» **Texte présenté**
════════════════════

Plusieurs semaines après la prise de poste de Michel Barnier comme Premier ministre, nous souhaitons revenir sur le processus médiatique qui a accompagné sa nomination (et sa légitimation). L’analyse s’appuie sur les données compilées par l’INA entre le 8 juillet et le 5 septembre sur 8 chaînes de télévision et 8 stations de radio. On y a observé la façon dont la question du casting – quel nom pour Matignon ? – a pris le pas sur celle, plus importante (et sans doute dérangeante), de la politique à mener après un scrutin où la coalition de gauche est arrivée en tête.
La mainmise du commentaire
Débutons par dresser un état des lieux à gros traits : en 60 jours, les médias étudiés ont consacré 410 heures d’antenne à rechercher et questionner l’identité du futur Premier ministre. Plus que ce chiffre global – duquel il est difficile de tirer trop de comparaisons et de conclusions en raison de la méthode utilisée (cf. annexe) – c’est la façon dont le sujet a été visibilisé qui mérite descriptions.

════════════════════

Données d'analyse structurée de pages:
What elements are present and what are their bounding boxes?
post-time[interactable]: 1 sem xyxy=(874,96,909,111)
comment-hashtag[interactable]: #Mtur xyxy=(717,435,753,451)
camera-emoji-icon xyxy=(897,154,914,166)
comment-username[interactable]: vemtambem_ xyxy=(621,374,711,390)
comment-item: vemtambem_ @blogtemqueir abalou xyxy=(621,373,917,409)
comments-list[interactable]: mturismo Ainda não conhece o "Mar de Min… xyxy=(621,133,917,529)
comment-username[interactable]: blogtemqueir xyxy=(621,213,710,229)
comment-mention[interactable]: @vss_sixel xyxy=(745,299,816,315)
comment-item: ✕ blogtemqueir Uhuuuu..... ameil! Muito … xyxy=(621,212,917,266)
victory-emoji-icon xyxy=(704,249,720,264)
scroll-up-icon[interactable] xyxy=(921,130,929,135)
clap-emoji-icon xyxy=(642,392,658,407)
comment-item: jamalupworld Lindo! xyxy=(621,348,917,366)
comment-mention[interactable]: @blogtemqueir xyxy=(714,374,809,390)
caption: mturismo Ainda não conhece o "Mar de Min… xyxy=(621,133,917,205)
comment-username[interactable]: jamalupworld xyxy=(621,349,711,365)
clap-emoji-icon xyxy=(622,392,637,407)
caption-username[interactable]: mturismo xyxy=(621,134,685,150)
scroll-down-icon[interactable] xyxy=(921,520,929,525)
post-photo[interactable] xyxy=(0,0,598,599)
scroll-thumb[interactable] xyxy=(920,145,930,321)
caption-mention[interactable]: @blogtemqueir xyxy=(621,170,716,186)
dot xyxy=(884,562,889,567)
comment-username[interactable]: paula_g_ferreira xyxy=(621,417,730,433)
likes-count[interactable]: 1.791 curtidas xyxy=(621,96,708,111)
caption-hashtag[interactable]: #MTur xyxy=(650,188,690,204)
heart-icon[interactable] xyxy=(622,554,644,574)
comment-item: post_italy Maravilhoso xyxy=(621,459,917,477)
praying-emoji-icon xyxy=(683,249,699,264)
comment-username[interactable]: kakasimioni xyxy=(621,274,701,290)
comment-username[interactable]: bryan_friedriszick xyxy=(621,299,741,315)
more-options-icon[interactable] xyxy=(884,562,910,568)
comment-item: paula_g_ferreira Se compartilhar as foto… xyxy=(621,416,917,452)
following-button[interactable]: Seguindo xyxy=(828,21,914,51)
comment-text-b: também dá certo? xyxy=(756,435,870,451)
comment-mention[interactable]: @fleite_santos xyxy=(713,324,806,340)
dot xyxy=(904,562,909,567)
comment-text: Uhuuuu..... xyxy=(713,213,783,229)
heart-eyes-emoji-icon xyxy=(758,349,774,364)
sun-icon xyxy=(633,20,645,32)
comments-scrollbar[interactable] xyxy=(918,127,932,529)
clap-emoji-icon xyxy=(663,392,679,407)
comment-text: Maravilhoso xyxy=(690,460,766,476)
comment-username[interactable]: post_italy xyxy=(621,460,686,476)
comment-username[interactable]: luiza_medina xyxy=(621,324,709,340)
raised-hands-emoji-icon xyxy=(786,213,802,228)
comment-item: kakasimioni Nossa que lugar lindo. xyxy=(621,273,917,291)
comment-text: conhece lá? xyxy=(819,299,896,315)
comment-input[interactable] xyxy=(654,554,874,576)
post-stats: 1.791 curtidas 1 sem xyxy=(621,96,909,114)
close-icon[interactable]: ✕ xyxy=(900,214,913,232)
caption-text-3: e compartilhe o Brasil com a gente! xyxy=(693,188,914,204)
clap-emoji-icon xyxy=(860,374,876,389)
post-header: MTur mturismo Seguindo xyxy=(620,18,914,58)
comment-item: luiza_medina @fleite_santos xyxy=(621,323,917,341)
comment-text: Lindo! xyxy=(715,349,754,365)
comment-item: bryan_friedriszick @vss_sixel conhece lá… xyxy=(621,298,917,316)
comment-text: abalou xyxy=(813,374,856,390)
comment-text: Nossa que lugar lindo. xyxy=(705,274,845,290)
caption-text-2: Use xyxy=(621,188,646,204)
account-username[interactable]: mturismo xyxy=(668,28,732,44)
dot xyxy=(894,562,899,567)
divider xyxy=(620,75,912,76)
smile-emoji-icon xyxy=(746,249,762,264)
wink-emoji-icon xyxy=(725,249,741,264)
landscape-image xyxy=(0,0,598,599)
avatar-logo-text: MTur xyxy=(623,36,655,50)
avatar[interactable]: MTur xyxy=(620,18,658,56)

════════════════════

» **Consigne**
Citez intégralement le texte sur la nomination de Michel Barnier, sans y changer un seul mot. Appuyez-vous uniquement sur le texte sur la nomination de Michel Barnier.

» **Corrigé**
Plusieurs semaines après la prise de poste de Michel Barnier comme Premier ministre, nous souhaitons revenir sur le processus médiatique qui a accompagné sa nomination (et sa légitimation). L’analyse s’appuie sur les données compilées par l’INA entre le 8 juillet et le 5 septembre sur 8 chaînes de télévision et 8 stations de radio. On y a observé la façon dont la question du casting – quel nom pour Matignon ? – a pris le pas sur celle, plus importante (et sans doute dérangeante), de la politique à mener après un scrutin où la coalition de gauche est arrivée en tête.
La mainmise du commentaire
Débutons par dresser un état des lieux à gros traits : en 60 jours, les médias étudiés ont consacré 410 heures d’antenne à rechercher et questionner l’identité du futur Premier ministre. Plus que ce chiffre global – duquel il est difficile de tirer trop de comparaisons et de conclusions en raison de la méthode utilisée (cf. annexe) – c’est la façon dont le sujet a été visibilisé qui mérite descriptions.